> Reading text
KMT2E Haploinsufficiency Manifests Autism-Like Behaviors and Amygdala Neuronal Development Dysfunction in Mice.

Abstract

Autism spectrum disorders (ASD) are highly heterogeneous neurodevelopmental disorders characterized by impaired social interaction skills. Whole exome sequencing has identified loss-of-function mutations in lysine methyltransferase 2E (KMT2E, also named MLL5) in ASD patients and it is listed as an ASD high-risk gene in humans. However, experimental evidence of KMT2E in association with ASD-like manifestations or neuronal function is still missing. Relying on KMT2E+/- mice, through animal behavior analyses, positron emission tomography (PET) imaging, and neuronal morphological analyses, we explored the role of KMT2E haploinsufficiency in ASD-like symptoms. Behavioral results revealed that KMT2E haploinsufficiency was sufficient to produce social deficit, accompanied by anxiety in mice. Whole-brain 18F-FDG-PET analysis identified that relative amygdala glycometabolism was selectively decreased in KMT2E+/- mice compared to wild-type mice. The numbers and soma sizes of amygdala neurons in KMT2E+/- mice were prominently increased. Additionally, KMT2E mRNA levels in human amygdala were significantly decreased after birth during brain development. Our findings support a causative role of KMT2E in ASD development and suggest that amygdala neuronal development abnormality is likely a major underlying mechanism.

> Information supplied
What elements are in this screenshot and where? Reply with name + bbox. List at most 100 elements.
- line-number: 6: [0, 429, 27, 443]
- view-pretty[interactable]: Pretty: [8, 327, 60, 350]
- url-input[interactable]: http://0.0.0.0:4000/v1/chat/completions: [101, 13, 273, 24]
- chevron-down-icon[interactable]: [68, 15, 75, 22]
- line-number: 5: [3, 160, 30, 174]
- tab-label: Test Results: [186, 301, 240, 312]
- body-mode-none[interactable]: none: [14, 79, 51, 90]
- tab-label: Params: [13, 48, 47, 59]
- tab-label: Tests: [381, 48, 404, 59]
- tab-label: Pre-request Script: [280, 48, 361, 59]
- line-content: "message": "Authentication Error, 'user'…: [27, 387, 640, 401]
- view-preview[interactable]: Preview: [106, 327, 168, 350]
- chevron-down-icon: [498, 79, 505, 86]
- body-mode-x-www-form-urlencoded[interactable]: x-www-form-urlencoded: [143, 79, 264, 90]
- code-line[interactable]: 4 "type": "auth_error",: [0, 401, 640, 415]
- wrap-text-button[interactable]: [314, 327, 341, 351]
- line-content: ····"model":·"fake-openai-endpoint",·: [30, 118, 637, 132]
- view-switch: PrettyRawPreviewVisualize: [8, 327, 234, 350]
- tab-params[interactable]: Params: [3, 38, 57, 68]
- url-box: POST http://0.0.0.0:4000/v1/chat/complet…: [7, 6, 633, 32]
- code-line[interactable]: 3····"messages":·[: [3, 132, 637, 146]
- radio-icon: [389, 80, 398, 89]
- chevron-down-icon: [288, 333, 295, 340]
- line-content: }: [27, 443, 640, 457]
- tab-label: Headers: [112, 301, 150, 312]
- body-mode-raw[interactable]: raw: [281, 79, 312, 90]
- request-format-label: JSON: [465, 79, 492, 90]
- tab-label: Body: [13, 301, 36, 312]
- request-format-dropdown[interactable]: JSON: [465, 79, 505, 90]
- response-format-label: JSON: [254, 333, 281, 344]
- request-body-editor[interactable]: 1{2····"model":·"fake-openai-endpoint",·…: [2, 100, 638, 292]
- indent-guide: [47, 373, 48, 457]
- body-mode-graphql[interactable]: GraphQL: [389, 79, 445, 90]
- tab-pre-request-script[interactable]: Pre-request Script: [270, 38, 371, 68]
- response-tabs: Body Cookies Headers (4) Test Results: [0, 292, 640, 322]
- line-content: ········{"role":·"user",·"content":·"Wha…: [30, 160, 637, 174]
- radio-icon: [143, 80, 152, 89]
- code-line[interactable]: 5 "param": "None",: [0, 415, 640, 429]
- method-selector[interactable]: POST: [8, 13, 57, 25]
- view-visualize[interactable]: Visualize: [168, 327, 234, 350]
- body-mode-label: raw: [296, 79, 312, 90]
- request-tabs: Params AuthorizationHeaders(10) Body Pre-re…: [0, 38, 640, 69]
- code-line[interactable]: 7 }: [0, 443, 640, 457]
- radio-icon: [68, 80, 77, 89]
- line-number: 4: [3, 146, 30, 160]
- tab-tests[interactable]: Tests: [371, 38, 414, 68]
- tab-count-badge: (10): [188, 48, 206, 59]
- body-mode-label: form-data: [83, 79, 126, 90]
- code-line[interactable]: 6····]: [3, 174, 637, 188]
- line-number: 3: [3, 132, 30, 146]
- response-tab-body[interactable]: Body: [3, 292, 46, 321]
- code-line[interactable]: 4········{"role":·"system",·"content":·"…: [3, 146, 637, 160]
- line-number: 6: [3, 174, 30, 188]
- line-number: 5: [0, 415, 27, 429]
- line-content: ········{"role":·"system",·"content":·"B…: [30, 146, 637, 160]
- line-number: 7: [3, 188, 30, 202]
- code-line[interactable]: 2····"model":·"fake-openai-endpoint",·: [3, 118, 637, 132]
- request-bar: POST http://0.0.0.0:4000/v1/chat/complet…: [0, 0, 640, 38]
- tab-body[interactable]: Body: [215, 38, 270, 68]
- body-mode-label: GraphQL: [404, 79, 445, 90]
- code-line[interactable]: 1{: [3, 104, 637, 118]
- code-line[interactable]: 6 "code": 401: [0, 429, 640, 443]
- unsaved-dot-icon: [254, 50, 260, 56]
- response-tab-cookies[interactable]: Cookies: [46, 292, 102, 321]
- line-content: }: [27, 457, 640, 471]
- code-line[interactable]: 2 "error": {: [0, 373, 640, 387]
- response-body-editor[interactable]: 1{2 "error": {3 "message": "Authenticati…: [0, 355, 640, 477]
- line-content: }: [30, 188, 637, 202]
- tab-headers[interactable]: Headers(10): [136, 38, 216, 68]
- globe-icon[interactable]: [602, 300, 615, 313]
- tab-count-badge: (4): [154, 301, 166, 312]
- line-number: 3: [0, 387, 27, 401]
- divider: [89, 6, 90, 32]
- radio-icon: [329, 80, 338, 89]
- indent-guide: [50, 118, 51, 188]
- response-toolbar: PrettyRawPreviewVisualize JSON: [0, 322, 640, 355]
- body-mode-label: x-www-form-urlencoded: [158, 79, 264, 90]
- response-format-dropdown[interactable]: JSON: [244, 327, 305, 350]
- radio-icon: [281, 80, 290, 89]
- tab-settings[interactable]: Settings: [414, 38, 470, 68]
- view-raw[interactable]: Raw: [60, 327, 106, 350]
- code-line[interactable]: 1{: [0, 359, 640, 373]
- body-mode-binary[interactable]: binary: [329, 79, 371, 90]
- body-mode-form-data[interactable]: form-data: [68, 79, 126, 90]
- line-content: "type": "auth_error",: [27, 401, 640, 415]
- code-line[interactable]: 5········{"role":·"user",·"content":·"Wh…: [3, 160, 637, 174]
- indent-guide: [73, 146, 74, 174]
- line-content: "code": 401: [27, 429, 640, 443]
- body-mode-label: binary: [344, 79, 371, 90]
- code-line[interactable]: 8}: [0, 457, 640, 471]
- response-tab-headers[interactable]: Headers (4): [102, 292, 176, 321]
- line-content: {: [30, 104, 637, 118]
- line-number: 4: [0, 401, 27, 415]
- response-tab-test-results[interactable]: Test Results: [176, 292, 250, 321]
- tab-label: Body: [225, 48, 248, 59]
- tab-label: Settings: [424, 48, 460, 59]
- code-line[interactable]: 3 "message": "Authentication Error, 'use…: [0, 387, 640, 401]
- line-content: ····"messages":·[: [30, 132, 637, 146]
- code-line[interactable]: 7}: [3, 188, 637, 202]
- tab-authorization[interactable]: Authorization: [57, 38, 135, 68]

> Your task
Reproduce the KMT2E text in full, from its title to its final sentence, without changing anything.

> Exercise output
KMT2E Haploinsufficiency Manifests Autism-Like Behaviors and Amygdala Neuronal Development Dysfunction in Mice.

Abstract

Autism spectrum disorders (ASD) are highly heterogeneous neurodevelopmental disorders characterized by impaired social interaction skills. Whole exome sequencing has identified loss-of-function mutations in lysine methyltransferase 2E (KMT2E, also named MLL5) in ASD patients and it is listed as an ASD high-risk gene in humans. However, experimental evidence of KMT2E in association with ASD-like manifestations or neuronal function is still missing. Relying on KMT2E+/- mice, through animal behavior analyses, positron emission tomography (PET) imaging, and neuronal morphological analyses, we explored the role of KMT2E haploinsufficiency in ASD-like symptoms. Behavioral results revealed that KMT2E haploinsufficiency was sufficient to produce social deficit, accompanied by anxiety in mice. Whole-brain 18F-FDG-PET analysis identified that relative amygdala glycometabolism was selectively decreased in KMT2E+/- mice compared to wild-type mice. The numbers and soma sizes of amygdala neurons in KMT2E+/- mice were prominently increased. Additionally, KMT2E mRNA levels in human amygdala were significantly decreased after birth during brain development. Our findings support a causative role of KMT2E in ASD development and suggest that amygdala neuronal development abnormality is likely a major underlying mechanism.